Data entries

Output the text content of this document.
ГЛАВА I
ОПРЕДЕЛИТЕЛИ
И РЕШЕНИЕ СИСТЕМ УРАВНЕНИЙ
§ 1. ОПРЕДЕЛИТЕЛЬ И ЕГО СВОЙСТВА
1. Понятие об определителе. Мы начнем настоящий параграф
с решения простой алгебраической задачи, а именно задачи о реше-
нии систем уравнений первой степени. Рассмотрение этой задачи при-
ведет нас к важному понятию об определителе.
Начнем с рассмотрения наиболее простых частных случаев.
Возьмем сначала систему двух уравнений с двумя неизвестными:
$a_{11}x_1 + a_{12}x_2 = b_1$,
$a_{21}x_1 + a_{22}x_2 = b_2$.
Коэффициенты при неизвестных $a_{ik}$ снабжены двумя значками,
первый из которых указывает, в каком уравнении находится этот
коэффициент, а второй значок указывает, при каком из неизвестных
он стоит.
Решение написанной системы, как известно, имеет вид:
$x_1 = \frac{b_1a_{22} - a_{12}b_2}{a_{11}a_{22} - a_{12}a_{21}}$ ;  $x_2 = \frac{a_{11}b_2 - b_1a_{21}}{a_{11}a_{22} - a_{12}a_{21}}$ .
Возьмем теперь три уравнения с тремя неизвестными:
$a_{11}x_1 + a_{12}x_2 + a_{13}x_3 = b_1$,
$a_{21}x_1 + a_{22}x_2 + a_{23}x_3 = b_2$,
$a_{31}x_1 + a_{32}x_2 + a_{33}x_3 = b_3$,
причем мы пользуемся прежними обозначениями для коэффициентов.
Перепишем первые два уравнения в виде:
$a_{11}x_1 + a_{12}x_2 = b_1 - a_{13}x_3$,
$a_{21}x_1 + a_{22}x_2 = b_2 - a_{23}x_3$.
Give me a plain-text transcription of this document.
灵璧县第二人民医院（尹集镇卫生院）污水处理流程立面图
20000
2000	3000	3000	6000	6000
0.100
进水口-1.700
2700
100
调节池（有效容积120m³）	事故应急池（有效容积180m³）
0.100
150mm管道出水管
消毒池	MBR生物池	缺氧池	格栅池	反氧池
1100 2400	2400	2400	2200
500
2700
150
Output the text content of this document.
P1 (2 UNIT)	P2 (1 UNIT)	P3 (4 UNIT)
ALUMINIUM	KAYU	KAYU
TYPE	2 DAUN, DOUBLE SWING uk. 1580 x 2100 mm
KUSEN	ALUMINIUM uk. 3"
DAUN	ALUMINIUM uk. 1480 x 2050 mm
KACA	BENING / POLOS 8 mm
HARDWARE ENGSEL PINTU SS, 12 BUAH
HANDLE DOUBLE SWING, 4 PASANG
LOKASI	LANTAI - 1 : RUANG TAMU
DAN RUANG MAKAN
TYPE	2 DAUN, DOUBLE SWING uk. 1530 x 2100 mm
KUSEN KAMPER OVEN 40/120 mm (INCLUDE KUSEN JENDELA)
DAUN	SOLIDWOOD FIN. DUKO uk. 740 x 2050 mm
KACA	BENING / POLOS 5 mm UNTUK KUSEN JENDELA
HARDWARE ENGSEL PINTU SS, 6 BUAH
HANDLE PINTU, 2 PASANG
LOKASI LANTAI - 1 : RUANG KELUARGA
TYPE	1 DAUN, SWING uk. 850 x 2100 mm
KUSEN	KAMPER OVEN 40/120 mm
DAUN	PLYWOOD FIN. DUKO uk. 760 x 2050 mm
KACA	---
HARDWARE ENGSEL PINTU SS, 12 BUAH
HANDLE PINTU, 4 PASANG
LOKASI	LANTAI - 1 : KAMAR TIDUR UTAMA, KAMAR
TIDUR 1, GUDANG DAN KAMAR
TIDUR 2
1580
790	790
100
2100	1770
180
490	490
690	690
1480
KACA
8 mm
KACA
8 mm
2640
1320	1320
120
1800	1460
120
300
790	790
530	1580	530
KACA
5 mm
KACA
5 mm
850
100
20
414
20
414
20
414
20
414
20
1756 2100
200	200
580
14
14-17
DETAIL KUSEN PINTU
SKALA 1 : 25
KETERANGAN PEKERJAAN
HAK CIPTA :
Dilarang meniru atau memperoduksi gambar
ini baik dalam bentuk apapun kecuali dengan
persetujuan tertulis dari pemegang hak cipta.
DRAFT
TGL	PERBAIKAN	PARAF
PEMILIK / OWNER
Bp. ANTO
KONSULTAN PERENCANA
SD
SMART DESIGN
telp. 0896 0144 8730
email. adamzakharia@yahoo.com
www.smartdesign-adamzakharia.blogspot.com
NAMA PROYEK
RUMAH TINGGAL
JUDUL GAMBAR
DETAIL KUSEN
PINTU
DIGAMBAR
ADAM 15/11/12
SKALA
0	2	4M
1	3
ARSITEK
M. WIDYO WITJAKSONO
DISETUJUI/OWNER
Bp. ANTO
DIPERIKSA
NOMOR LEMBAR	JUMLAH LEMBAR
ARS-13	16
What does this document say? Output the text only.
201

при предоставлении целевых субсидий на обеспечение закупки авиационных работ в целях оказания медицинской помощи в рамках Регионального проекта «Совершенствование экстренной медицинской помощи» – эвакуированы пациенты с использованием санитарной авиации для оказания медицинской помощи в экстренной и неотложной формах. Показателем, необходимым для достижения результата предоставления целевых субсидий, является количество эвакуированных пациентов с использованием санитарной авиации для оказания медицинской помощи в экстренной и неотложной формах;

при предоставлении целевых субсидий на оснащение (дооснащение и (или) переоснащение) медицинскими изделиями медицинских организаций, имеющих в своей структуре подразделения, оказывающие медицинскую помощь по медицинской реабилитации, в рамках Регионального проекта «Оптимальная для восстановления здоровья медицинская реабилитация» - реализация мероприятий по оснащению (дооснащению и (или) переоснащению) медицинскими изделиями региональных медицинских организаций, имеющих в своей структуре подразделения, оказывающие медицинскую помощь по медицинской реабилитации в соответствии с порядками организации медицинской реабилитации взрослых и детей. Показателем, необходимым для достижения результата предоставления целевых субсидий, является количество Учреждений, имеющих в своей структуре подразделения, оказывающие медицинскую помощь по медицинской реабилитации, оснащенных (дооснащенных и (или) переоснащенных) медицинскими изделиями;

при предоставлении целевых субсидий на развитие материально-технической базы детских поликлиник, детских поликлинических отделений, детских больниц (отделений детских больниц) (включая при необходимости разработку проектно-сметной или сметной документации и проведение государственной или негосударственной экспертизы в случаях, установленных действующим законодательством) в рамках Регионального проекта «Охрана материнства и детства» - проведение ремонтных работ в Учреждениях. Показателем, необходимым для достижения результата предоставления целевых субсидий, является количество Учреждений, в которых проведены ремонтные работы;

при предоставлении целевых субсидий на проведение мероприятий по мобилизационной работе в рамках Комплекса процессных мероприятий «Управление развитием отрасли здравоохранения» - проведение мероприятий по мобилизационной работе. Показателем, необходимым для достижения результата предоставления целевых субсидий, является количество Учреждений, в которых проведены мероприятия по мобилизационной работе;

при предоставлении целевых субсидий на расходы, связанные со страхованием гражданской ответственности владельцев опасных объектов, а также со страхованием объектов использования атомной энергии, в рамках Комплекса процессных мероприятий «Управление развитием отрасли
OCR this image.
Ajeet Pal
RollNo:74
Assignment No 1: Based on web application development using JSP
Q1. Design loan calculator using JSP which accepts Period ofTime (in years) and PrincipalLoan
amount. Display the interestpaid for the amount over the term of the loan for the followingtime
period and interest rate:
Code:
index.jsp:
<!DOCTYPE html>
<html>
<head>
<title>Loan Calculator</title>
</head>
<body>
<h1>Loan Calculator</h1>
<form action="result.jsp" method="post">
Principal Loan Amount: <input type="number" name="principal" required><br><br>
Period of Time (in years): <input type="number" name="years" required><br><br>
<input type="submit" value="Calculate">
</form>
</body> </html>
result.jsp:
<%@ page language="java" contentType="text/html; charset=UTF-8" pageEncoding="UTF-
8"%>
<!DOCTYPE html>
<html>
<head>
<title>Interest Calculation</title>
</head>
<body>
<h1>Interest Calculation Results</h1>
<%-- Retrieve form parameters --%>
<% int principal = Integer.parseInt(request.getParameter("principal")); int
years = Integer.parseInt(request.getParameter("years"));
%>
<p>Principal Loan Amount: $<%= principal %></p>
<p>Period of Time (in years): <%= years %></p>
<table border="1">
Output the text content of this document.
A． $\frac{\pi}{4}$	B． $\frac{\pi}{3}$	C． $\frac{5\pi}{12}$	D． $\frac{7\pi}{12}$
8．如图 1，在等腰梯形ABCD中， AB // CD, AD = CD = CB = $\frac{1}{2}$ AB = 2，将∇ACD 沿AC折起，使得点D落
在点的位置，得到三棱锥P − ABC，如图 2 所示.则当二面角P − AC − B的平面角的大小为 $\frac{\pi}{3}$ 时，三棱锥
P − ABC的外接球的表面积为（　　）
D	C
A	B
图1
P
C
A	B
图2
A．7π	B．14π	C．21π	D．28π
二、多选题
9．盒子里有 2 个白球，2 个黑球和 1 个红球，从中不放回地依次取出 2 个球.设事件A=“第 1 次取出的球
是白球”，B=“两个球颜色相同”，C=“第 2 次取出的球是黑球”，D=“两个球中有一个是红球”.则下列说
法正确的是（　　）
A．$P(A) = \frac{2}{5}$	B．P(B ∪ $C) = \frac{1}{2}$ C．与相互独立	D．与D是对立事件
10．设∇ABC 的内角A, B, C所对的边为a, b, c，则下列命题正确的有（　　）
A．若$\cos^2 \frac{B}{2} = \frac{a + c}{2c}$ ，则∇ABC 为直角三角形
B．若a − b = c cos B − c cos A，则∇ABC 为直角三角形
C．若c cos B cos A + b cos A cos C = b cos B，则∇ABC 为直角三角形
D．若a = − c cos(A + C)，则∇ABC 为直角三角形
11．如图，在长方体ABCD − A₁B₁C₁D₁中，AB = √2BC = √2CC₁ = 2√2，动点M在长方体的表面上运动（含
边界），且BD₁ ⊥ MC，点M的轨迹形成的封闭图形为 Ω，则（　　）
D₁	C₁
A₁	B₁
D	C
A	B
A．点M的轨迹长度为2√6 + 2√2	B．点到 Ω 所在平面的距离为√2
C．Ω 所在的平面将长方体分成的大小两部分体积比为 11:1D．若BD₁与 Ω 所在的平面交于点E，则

#### Request
Select and copy each line from the data that includes the word "Управление".

#### Exercise solution
при предоставлении целевых субсидий на проведение мероприятий по мобилизационной работе в рамках Комплекса процессных мероприятий «Управление развитием отрасли здравоохранения» - проведение мероприятий по мобилизационной работе. Показателем, необходимым для достижения результата предоставления целевых субсидий, является количество Учреждений, в которых проведены мероприятия по мобилизационной работе;
при предоставлении целевых субсидий на расходы, связанные со страхованием гражданской ответственности владельцев опасных объектов, а также со страхованием объектов использования атомной энергии, в рамках Комплекса процессных мероприятий «Управление развитием отрасли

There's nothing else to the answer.